WRITTEN PROBLEM> Write out the entries below once more, exactly, with the pictures left out.

DATA SECTION>
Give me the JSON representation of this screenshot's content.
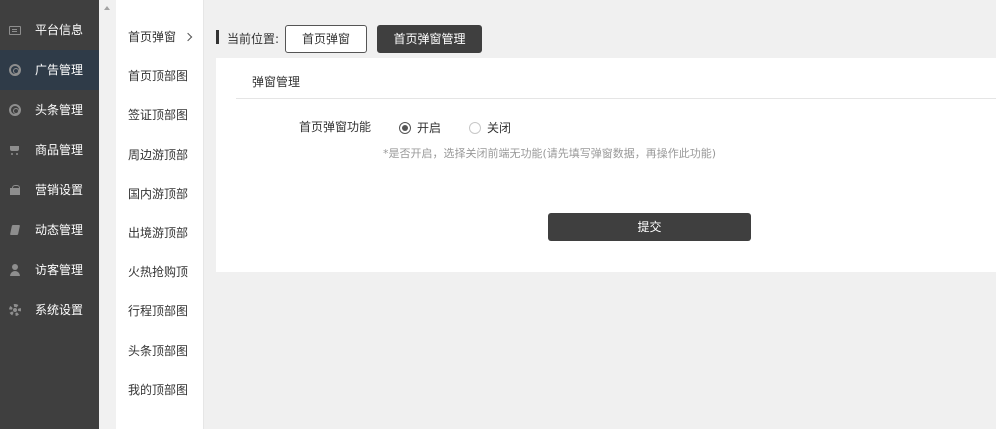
{
  "sidebar": {
    "items": [
      {
        "label": "平台信息",
        "icon": "card-icon"
      },
      {
        "label": "广告管理",
        "icon": "ring-icon"
      },
      {
        "label": "头条管理",
        "icon": "ring-icon"
      },
      {
        "label": "商品管理",
        "icon": "cart-icon"
      },
      {
        "label": "营销设置",
        "icon": "gift-icon"
      },
      {
        "label": "动态管理",
        "icon": "book-icon"
      },
      {
        "label": "访客管理",
        "icon": "user-icon"
      },
      {
        "label": "系统设置",
        "icon": "gear-icon"
      }
    ],
    "active_index": 1
  },
  "submenu": {
    "items": [
      "首页弹窗",
      "首页顶部图",
      "签证顶部图",
      "周边游顶部",
      "国内游顶部",
      "出境游顶部",
      "火热抢购顶",
      "行程顶部图",
      "头条顶部图",
      "我的顶部图"
    ]
  },
  "breadcrumb": {
    "label": "当前位置:",
    "first": "首页弹窗",
    "current": "首页弹窗管理"
  },
  "panel": {
    "title": "弹窗管理",
    "field_label": "首页弹窗功能",
    "option_on": "开启",
    "option_off": "关闭",
    "selected": "开启",
    "hint": "*是否开启，选择关闭前端无功能(请先填写弹窗数据，再操作此功能)",
    "submit_label": "提交"
  }
}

RESPONSE TO THE EXERCISE>
Give me the JSON representation of this screenshot's content.
{
  "sidebar": {
    "items": [
      {
        "label": "平台信息",
        "icon": "card-icon"
      },
      {
        "label": "广告管理",
        "icon": "ring-icon"
      },
      {
        "label": "头条管理",
        "icon": "ring-icon"
      },
      {
        "label": "商品管理",
        "icon": "cart-icon"
      },
      {
        "label": "营销设置",
        "icon": "gift-icon"
      },
      {
        "label": "动态管理",
        "icon": "book-icon"
      },
      {
        "label": "访客管理",
        "icon": "user-icon"
      },
      {
        "label": "系统设置",
        "icon": "gear-icon"
      }
    ],
    "active_index": 1
  },
  "submenu": {
    "items": [
      "首页弹窗",
      "首页顶部图",
      "签证顶部图",
      "周边游顶部",
      "国内游顶部",
      "出境游顶部",
      "火热抢购顶",
      "行程顶部图",
      "头条顶部图",
      "我的顶部图"
    ]
  },
  "breadcrumb": {
    "label": "当前位置:",
    "first": "首页弹窗",
    "current": "首页弹窗管理"
  },
  "panel": {
    "title": "弹窗管理",
    "field_label": "首页弹窗功能",
    "option_on": "开启",
    "option_off": "关闭",
    "selected": "开启",
    "hint": "*是否开启，选择关闭前端无功能(请先填写弹窗数据，再操作此功能)",
    "submit_label": "提交"
  }
}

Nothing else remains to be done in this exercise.